Tally how many lines of these entries hold the string "Порядка". Return the number alone.

:::::

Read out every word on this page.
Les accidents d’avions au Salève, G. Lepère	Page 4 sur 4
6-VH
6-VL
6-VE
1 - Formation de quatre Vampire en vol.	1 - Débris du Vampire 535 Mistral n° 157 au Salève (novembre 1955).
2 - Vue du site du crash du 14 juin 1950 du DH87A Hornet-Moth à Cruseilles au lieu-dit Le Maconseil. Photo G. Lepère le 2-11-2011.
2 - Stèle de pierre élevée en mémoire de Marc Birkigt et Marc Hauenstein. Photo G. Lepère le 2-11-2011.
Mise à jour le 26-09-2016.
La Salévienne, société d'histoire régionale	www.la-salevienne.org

:::::

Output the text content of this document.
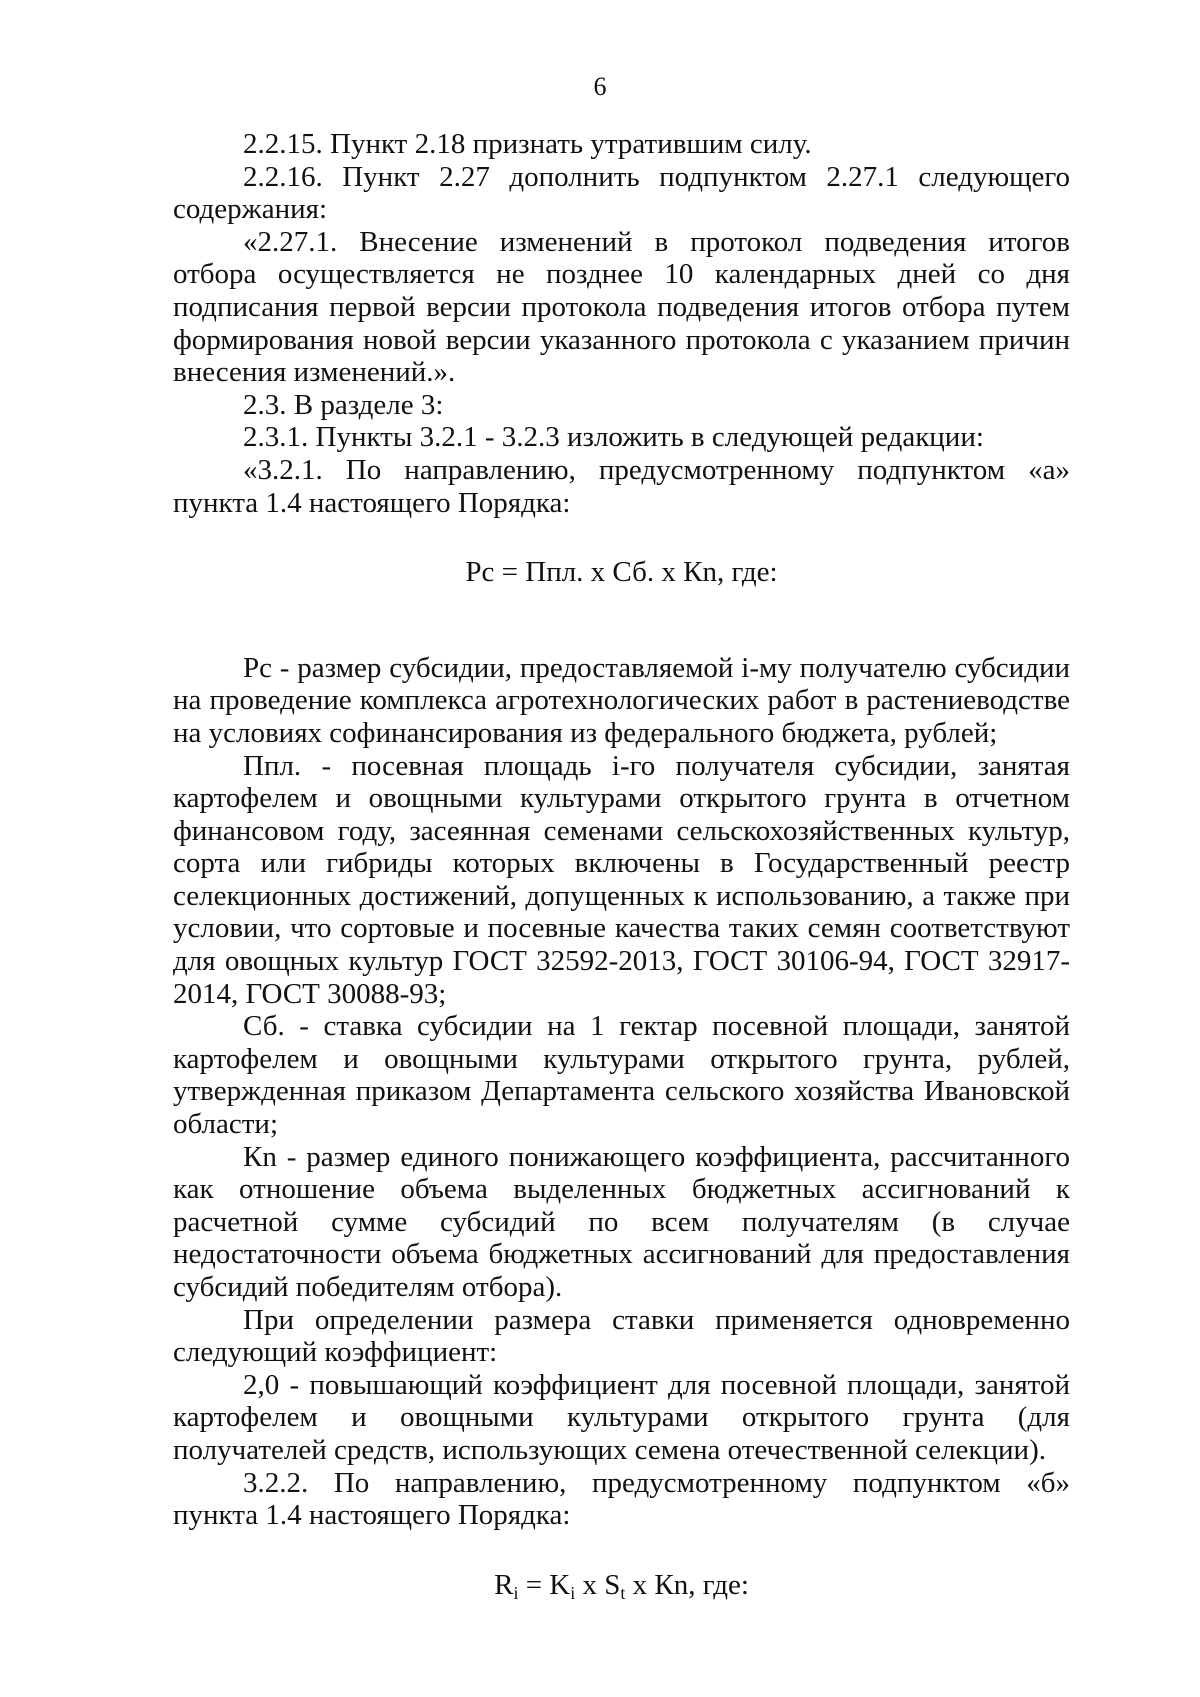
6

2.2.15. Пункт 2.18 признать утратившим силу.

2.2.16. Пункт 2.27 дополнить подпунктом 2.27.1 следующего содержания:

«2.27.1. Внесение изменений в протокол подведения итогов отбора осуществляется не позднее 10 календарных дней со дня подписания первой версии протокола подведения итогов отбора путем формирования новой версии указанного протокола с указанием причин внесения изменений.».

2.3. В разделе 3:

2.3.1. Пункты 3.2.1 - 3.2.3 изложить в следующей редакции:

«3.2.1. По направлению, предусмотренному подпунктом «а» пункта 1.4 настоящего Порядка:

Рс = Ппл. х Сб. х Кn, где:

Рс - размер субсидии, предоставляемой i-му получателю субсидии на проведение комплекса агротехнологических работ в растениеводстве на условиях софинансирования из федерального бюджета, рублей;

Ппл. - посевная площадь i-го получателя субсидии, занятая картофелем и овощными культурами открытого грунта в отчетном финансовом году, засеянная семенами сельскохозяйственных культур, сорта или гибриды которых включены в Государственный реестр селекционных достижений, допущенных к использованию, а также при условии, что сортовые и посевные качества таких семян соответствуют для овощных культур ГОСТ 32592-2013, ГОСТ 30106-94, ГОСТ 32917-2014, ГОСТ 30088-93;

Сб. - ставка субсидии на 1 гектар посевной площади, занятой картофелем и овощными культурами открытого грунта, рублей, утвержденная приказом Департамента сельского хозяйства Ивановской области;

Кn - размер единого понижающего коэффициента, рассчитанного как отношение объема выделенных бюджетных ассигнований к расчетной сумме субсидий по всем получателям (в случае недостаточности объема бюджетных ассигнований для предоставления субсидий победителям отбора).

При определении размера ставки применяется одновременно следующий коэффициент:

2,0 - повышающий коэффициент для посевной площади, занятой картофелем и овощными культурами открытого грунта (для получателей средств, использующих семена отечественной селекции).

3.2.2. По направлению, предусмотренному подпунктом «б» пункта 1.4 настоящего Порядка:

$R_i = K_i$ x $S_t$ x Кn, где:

:::::

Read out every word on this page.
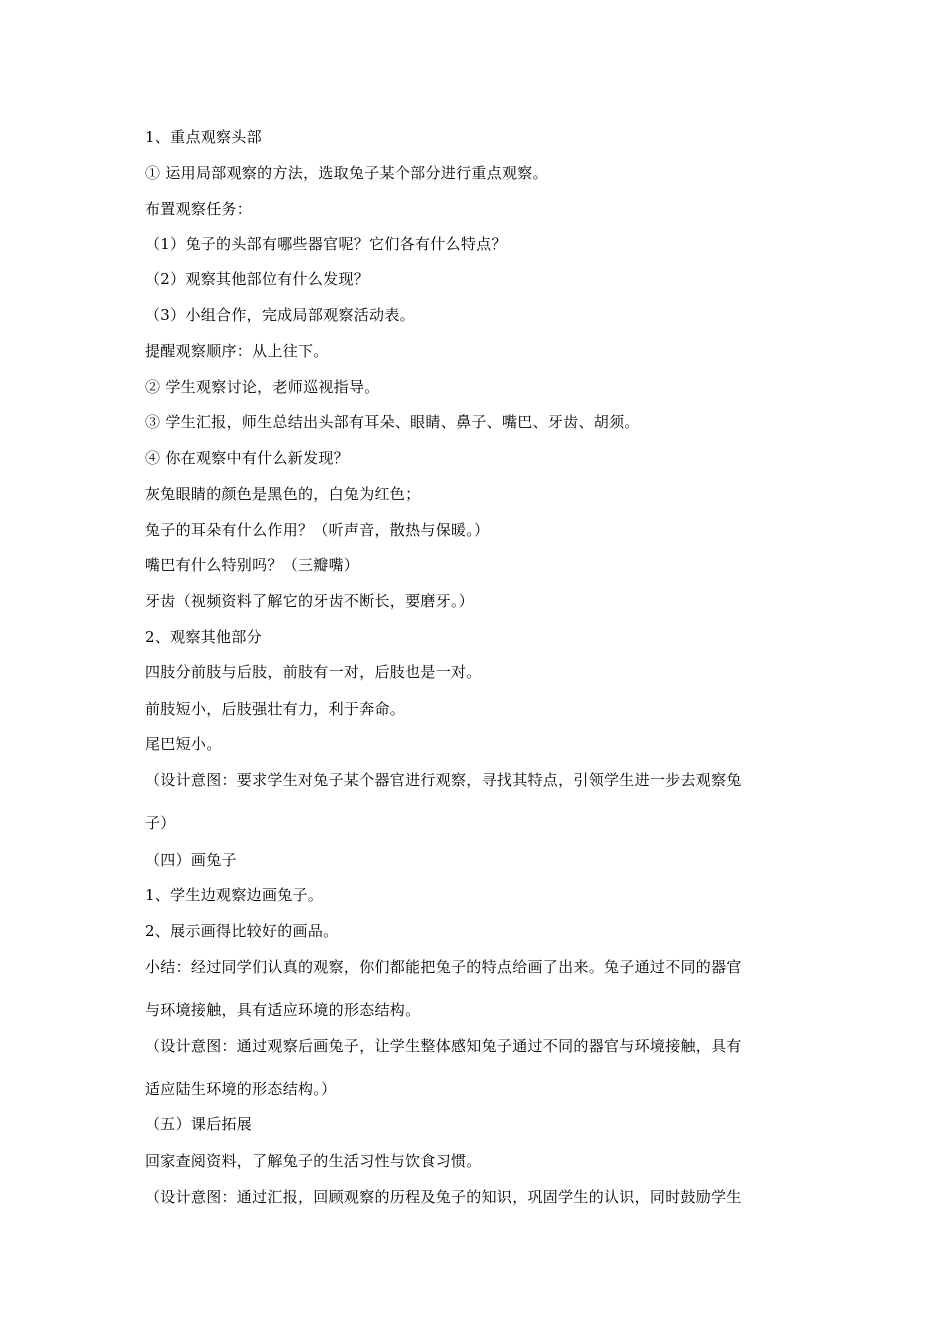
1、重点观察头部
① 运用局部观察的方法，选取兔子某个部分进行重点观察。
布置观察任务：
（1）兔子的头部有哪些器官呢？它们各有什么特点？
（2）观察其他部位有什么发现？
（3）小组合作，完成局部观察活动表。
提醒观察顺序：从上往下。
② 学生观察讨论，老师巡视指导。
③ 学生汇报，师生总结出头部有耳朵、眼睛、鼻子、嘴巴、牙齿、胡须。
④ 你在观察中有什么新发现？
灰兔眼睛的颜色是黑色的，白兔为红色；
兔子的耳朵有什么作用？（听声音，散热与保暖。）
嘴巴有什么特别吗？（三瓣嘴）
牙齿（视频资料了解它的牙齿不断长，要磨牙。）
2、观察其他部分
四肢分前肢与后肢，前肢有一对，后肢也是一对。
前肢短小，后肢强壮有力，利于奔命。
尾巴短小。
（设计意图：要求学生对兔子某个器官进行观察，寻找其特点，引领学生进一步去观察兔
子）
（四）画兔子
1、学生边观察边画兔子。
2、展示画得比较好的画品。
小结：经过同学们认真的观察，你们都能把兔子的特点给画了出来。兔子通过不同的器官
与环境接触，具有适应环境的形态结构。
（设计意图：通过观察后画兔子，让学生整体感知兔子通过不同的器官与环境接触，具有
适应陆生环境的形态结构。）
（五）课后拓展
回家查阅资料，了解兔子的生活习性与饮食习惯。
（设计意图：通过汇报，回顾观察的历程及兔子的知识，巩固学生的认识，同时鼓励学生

:::::

→ Expected answer:
2